> [Exercise set]:
a - Print the passage of the data engineering overview starting at "What is Data" and ending at "data sets. (...)".
b - In the data engineering overview, what other name does Benjamin Rogojan go by?
c - Write the next part of the data engineering overview, picking up after its final sentence.

> [Given text]:
┌────────
What is Data Engineering?
A broad overview of the data engineering field by former Facebook data engineer Benjamin Rogojan.
Q: I’m hearing more about data engineering. As a software engineer, why is it important, what’s worth knowing about this field, and could it be worth transitioning into this area?
This is an important question as data engineering is a field that is without doubt, on fire. In November of last year, I wrote about what seemed to be a Data Engineer shortage in the issue, More follow-up on the tech hiring market:
“Data usage is exploding, and companies need to make more use of their large datasets than ever. Talking with hiring managers, the past 18 months has been a turning point for many organizations, where they are doubling down on their ability to extract real-time insights from their large data sets. (...)
What makes hiring for data engineers challenging is the many languages, technologies and different types of data work different organizations have.”
To answer this question, I pulled in Benjamin Rogojan, who also goes by Seattle Data Guy, on his popular data engineering blog and YouTube channel.
└────────
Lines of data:
┌────────
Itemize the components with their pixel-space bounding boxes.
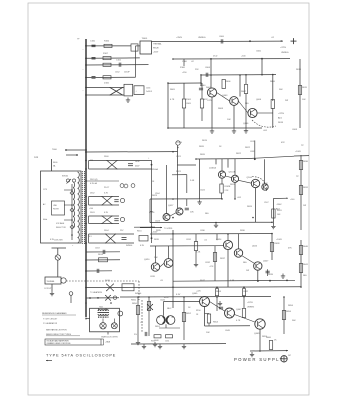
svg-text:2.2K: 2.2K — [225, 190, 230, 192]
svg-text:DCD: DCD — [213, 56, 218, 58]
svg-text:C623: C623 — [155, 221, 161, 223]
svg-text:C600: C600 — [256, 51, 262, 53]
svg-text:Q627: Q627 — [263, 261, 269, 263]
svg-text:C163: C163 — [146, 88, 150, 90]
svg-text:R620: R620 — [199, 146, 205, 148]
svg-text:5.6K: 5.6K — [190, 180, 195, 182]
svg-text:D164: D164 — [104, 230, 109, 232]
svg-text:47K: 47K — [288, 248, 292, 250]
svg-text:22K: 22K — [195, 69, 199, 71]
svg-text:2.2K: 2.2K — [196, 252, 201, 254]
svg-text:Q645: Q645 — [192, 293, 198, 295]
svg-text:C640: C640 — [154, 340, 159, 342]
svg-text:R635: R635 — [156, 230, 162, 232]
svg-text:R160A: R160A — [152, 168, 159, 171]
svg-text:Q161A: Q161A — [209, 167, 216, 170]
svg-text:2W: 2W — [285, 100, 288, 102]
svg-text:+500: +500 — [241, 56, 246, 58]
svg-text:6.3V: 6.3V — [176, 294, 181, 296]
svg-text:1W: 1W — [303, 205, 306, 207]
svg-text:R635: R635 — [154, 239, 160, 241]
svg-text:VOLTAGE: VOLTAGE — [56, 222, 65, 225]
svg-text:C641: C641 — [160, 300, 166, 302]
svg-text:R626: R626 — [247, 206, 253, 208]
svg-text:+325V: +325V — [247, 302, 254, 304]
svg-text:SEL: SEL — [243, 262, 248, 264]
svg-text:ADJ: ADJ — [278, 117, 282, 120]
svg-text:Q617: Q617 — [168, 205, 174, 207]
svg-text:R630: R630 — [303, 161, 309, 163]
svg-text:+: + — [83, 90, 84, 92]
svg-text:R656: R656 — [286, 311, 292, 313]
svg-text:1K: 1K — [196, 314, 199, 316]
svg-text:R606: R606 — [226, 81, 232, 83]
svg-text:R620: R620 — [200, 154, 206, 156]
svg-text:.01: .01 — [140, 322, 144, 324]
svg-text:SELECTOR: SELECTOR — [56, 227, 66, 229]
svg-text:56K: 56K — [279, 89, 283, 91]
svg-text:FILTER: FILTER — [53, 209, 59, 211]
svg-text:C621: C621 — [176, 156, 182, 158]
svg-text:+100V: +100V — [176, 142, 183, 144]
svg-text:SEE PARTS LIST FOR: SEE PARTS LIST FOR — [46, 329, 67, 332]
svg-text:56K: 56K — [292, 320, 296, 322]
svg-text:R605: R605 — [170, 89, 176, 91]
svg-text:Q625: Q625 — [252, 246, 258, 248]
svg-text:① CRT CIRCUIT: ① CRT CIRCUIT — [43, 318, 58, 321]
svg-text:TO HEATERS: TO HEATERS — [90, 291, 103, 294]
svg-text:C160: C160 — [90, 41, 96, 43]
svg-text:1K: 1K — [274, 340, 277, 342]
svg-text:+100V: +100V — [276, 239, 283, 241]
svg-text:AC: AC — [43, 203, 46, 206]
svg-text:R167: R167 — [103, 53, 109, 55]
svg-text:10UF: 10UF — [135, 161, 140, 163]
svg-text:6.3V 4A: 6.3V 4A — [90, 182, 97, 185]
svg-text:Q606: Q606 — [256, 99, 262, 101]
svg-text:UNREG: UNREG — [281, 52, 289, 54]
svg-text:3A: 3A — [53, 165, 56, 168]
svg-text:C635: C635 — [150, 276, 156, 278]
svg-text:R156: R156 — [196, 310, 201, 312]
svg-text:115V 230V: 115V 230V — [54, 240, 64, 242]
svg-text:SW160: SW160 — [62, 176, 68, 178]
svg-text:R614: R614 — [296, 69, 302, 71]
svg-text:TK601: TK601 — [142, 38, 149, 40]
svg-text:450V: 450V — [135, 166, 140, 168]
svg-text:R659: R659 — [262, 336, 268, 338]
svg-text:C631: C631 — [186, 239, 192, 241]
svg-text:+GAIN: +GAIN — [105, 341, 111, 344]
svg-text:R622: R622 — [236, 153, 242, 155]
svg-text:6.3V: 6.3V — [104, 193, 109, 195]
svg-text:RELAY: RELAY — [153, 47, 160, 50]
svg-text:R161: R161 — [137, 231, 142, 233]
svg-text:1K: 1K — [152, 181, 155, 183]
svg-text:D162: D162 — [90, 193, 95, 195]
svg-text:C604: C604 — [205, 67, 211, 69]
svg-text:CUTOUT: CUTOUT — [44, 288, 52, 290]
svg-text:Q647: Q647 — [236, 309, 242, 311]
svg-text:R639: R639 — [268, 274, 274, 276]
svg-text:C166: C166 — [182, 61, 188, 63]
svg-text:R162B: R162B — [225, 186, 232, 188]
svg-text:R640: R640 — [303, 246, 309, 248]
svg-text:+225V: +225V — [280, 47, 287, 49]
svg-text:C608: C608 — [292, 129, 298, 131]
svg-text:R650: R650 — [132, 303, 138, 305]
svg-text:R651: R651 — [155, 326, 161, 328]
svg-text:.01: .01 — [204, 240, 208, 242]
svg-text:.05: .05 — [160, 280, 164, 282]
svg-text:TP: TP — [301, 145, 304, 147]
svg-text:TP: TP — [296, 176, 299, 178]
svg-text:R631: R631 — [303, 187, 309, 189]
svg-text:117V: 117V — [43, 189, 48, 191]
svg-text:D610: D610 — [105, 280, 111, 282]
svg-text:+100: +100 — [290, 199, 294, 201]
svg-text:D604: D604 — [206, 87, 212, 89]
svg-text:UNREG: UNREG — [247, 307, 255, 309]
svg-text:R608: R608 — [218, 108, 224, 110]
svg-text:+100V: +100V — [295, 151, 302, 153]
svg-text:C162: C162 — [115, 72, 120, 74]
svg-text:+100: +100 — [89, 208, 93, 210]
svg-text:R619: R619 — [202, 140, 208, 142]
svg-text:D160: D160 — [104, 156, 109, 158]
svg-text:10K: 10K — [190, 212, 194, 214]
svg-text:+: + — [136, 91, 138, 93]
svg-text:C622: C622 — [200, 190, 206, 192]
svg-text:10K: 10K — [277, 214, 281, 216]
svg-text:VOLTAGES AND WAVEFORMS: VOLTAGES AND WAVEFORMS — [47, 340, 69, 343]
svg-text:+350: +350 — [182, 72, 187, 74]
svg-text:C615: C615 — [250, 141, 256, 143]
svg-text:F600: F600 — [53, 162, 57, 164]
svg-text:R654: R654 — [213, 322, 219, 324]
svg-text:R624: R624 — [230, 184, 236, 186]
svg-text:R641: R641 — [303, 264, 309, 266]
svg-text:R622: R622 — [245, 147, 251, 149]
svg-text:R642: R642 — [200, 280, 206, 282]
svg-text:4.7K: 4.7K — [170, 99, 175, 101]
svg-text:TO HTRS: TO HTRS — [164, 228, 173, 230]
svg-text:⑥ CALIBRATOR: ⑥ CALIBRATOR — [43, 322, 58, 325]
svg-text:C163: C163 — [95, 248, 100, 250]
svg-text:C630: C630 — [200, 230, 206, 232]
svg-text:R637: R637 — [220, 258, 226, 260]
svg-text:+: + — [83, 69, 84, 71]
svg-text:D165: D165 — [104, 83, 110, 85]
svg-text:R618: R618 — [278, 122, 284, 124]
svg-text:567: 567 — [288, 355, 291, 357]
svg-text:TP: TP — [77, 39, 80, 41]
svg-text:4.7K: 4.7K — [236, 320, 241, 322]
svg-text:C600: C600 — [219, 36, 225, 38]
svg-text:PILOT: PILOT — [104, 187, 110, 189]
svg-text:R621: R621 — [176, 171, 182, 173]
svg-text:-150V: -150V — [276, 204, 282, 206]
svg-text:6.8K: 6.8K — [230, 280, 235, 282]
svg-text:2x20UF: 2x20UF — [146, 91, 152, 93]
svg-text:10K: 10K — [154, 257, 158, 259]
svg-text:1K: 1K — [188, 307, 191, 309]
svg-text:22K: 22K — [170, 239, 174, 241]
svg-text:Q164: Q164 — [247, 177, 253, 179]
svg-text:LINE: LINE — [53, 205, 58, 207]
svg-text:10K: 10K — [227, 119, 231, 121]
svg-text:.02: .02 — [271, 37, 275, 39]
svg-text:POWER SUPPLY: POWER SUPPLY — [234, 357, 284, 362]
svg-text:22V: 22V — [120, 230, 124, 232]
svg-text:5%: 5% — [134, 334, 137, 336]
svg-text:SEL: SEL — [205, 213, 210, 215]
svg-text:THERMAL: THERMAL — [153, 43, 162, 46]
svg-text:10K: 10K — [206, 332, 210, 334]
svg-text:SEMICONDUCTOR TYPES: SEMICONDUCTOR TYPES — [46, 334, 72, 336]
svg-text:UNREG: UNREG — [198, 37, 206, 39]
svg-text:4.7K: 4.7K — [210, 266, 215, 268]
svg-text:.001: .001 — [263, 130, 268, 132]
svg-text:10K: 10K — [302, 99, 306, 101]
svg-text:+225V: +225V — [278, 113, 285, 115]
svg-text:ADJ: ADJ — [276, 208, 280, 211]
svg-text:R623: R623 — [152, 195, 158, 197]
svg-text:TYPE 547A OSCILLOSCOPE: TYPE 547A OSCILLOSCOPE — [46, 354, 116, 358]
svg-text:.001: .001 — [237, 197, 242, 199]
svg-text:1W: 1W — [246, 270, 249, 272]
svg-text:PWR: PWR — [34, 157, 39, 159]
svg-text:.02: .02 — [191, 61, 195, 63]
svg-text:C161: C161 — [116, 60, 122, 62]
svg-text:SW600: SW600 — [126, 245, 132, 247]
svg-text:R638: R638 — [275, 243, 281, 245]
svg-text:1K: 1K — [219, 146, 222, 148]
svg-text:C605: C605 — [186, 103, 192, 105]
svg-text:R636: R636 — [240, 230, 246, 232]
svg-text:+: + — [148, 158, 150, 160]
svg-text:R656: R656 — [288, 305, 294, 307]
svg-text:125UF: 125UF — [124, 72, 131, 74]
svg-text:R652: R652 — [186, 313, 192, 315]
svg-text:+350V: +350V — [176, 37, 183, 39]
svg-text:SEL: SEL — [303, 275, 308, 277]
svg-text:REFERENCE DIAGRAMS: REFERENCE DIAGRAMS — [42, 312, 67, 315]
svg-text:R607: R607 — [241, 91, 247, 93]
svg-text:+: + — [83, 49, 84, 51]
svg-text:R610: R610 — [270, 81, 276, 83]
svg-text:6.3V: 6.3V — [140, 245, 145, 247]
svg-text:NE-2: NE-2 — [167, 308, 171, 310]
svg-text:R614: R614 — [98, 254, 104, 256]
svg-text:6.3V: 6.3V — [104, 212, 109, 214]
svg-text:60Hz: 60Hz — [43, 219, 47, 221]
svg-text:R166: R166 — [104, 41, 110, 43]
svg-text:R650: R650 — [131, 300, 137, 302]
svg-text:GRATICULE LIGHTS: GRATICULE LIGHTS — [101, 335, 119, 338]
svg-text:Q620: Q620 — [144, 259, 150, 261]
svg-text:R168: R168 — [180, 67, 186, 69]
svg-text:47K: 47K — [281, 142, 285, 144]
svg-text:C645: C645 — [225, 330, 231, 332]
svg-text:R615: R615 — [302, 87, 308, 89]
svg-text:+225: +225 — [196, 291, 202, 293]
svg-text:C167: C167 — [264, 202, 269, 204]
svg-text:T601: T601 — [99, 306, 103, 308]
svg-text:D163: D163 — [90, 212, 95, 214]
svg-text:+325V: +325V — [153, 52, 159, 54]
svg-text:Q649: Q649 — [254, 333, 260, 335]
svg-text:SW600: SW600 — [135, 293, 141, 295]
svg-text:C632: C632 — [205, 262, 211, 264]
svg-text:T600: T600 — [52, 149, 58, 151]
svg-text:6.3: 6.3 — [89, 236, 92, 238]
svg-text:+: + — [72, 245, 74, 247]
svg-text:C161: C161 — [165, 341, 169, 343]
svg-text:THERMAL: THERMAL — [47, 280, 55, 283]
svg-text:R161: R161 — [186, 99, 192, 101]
└────────
> [Results in order]:
a -
What is Data Engineering?
A broad overview of the data engineering field by former Facebook data engineer Benjamin Rogojan.
Q: I’m hearing more about data engineering. As a software engineer, why is it important, what’s worth knowing about this field, and could it be worth transitioning into this area?
This is an important question as data engineering is a field that is without doubt, on fire. In November of last year, I wrote about what seemed to be a Data Engineer shortage in the issue, More follow-up on the tech hiring market:
“Data usage is exploding, and companies need to make more use of their large datasets than ever. Talking with hiring managers, the past 18 months has been a turning point for many organizations, where they are doubling down on their ability to extract real-time insights from their large data sets. (...)

b - Seattle Data Guy.

c -
Ben has been living and breathing data engineering for more than 7 years. He worked for 3 years at Facebook as a Data Engineer and has gone independent following his work there. He now works with both large and small companies to build out data warehousing, developing and implementing models, and takes on just about any data pipeline challenge.
Ben also writes the SeattleDataGuy newsletter on Substack which is a publication to learn about end-to-end data flows, Data Engineering, MLOps, and Data Science. Subscribe here.
In this issue, Ben covers:
What do data engineers do?
Data engineering terms.
Why data engineering is becoming more important.
Data engineering tools: an overview.
Where is data engineering headed?
Getting into data engineering as a software engineer.
Non-full subscribers can read Part 1 of this article without a paywall here.
With that, over to Ben:
For the past near decade I have worked in the data world. Like many, in 2012 I was exposed to HBR’s Data Scientist: The Sexiest Job of the 21st Century. But also like many, I found data science wasn’t the exact field for me. Instead, after working with a few data scientists for a while I quickly realized I enjoyed building data infrastructure far more than creating Jupyter Notebooks.
Initially, I didn’t really know what this role was that I had stumbled into. I called myself an automation engineer, a BI Engineer, and other titles I have long forgotten. Even when I was looking for jobs online I would just search for a mix of “SQL”, “Automation” and “Big Data,” instead of a specific job title.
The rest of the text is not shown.